**What you are asked to do:** Show every line in the entries below where the word "pages" appears.

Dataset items
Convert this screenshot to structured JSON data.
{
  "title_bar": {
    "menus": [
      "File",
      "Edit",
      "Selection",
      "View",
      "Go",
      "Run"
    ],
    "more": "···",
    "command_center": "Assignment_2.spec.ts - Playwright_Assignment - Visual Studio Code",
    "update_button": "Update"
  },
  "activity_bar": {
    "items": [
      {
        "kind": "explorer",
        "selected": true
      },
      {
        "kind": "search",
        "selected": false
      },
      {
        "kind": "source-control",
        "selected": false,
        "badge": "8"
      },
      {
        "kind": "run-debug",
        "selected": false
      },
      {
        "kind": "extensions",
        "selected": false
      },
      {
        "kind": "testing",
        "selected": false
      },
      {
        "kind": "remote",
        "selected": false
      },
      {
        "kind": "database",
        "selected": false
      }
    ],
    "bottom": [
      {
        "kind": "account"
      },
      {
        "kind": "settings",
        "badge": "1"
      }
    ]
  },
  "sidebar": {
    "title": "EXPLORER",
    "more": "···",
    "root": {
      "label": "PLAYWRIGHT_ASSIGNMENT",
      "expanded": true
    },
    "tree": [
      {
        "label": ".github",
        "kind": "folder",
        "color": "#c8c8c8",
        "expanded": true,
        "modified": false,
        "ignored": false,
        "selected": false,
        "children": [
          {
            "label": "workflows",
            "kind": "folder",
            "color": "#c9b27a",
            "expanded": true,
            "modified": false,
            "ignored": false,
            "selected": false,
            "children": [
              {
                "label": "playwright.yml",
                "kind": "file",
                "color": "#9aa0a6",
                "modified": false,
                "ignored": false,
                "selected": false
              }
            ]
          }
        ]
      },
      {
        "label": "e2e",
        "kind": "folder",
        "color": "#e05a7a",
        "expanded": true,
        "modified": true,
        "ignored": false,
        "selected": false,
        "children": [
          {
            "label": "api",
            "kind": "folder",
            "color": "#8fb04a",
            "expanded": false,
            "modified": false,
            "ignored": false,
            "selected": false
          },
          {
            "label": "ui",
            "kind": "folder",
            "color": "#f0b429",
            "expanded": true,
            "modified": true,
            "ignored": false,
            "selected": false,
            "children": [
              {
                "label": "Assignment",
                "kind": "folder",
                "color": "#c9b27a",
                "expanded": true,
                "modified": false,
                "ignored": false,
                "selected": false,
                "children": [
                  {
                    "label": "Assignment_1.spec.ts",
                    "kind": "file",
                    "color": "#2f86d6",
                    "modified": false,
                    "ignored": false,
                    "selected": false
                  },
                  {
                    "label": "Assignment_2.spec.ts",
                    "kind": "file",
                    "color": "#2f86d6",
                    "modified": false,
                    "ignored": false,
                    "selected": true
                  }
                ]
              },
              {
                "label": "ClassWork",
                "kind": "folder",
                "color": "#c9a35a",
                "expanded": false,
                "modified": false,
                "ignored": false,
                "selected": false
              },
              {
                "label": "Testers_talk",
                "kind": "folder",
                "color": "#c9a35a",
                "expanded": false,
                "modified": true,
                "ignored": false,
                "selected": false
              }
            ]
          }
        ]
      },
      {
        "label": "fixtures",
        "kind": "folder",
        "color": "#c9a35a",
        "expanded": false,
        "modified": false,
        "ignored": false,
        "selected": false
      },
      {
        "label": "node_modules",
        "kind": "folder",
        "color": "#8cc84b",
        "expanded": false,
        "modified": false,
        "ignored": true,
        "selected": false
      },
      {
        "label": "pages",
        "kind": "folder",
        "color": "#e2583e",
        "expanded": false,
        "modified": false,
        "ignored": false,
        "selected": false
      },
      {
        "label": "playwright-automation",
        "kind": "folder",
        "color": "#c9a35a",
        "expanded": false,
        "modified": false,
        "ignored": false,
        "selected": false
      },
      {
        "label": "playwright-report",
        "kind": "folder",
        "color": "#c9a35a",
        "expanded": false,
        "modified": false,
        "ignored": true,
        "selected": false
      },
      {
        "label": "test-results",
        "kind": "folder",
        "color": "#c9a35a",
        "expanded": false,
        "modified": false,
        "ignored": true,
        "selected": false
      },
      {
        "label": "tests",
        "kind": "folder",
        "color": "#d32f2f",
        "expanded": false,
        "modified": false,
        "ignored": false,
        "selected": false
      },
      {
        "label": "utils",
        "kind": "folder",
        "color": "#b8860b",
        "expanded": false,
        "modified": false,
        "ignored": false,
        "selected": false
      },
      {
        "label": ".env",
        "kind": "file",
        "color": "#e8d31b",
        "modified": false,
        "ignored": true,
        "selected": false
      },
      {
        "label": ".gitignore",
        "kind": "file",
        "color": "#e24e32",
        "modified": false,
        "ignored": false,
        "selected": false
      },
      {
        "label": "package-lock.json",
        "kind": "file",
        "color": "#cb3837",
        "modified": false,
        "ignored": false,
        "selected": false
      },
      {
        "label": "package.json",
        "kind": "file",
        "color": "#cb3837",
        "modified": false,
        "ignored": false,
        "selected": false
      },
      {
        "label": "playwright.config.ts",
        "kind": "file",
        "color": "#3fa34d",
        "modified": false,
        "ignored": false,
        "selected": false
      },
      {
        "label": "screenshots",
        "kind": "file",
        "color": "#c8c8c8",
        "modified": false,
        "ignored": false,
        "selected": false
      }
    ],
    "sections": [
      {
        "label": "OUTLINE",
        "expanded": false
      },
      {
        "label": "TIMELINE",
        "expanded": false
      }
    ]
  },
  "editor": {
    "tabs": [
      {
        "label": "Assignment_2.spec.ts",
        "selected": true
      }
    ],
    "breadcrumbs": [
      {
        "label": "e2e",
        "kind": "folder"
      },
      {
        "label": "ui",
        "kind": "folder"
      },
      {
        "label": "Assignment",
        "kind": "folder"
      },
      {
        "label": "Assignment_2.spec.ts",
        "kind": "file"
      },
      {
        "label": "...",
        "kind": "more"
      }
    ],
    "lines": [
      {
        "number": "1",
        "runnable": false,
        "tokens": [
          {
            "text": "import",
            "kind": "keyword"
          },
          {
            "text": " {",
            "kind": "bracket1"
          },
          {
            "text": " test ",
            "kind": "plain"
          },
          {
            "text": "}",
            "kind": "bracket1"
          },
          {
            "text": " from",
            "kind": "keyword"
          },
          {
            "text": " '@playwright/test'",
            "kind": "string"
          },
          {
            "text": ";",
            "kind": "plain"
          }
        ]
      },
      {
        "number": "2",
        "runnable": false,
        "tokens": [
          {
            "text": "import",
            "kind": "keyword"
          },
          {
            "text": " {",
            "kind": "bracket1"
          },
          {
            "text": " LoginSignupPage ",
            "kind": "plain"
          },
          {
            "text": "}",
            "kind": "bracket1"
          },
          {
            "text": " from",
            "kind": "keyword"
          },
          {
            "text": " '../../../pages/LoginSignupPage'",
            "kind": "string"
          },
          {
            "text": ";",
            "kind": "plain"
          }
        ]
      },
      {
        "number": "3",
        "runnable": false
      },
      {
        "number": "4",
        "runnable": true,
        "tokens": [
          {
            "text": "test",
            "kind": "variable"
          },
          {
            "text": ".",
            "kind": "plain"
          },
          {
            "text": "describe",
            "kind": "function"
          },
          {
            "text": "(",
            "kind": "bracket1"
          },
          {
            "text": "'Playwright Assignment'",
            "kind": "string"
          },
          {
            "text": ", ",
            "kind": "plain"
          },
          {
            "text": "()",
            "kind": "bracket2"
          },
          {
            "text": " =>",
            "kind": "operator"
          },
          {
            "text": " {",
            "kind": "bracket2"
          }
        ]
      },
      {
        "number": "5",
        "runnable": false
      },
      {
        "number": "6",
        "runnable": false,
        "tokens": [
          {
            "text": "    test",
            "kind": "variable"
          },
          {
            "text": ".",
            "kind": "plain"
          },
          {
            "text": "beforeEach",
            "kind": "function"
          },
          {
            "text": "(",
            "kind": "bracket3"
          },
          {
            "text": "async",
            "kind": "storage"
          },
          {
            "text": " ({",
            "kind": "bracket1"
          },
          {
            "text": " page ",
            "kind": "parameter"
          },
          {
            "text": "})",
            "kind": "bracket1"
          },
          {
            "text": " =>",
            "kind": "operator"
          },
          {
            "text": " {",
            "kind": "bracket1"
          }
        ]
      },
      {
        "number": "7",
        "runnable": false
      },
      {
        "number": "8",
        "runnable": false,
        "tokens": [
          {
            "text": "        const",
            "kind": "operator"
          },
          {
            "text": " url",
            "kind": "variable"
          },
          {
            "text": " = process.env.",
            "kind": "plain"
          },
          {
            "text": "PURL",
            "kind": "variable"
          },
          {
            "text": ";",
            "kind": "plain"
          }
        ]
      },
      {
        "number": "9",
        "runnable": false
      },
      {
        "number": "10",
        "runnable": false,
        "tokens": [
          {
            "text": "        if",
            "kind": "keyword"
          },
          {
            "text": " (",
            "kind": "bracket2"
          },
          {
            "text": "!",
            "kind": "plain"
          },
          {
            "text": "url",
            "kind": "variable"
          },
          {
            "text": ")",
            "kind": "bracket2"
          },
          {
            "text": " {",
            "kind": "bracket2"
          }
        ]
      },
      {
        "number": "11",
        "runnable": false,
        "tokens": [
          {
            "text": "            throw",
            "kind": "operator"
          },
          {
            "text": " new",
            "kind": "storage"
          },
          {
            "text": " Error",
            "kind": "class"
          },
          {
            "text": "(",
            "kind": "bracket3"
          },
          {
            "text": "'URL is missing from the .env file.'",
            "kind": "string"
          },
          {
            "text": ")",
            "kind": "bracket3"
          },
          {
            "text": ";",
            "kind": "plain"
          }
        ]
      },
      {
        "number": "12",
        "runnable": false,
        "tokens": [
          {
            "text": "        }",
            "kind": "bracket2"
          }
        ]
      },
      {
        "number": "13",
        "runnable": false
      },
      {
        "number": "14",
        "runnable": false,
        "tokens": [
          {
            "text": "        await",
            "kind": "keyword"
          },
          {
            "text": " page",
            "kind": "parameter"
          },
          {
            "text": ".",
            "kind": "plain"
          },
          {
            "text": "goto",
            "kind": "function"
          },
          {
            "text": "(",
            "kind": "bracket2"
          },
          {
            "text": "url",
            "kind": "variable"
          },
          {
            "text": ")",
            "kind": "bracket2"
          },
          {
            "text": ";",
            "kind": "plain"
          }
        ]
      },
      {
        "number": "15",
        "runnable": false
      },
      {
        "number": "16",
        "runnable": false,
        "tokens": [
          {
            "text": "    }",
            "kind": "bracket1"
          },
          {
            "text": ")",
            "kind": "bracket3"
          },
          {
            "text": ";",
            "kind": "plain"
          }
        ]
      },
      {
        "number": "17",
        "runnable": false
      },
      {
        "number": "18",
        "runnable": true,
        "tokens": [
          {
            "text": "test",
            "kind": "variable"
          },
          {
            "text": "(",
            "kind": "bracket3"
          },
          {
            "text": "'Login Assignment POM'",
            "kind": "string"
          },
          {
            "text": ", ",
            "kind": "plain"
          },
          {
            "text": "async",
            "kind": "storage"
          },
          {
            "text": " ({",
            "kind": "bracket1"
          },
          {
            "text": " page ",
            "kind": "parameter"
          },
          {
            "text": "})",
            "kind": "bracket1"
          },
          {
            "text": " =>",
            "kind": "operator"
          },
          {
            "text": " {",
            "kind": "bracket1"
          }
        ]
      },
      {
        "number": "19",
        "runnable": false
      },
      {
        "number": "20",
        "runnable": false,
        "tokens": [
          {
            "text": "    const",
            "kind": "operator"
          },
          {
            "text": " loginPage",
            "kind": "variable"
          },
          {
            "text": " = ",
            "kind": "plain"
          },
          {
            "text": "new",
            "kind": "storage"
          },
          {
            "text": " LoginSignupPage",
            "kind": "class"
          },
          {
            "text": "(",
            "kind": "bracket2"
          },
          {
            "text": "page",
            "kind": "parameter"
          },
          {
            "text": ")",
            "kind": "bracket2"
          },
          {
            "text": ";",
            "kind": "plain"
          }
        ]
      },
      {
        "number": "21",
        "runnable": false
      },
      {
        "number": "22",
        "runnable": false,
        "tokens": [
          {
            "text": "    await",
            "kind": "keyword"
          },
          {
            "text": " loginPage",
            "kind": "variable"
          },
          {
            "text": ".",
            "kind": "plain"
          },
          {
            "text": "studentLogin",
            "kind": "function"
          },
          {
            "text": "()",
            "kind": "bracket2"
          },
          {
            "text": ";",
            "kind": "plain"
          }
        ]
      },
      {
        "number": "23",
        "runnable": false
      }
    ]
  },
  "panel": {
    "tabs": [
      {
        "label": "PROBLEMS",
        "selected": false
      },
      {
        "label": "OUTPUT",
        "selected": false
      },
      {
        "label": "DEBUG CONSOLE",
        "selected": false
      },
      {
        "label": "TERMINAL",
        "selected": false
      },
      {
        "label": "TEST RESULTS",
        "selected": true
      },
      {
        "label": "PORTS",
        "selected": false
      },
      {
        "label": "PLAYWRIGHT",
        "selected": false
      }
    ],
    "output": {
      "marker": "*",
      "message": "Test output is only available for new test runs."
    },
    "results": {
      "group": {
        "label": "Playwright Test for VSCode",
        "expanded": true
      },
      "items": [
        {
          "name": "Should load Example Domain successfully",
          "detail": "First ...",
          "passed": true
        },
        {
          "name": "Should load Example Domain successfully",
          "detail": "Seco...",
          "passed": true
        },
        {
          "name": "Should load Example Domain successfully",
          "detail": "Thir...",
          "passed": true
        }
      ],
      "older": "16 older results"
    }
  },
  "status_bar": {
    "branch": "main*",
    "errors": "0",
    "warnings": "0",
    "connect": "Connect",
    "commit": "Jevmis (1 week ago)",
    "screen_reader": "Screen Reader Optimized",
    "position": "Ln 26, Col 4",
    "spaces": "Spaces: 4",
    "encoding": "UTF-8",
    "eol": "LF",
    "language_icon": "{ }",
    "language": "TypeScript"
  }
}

**Solution below:**
        "label": "pages",
            "text": " '../../../pages/LoginSignupPage'",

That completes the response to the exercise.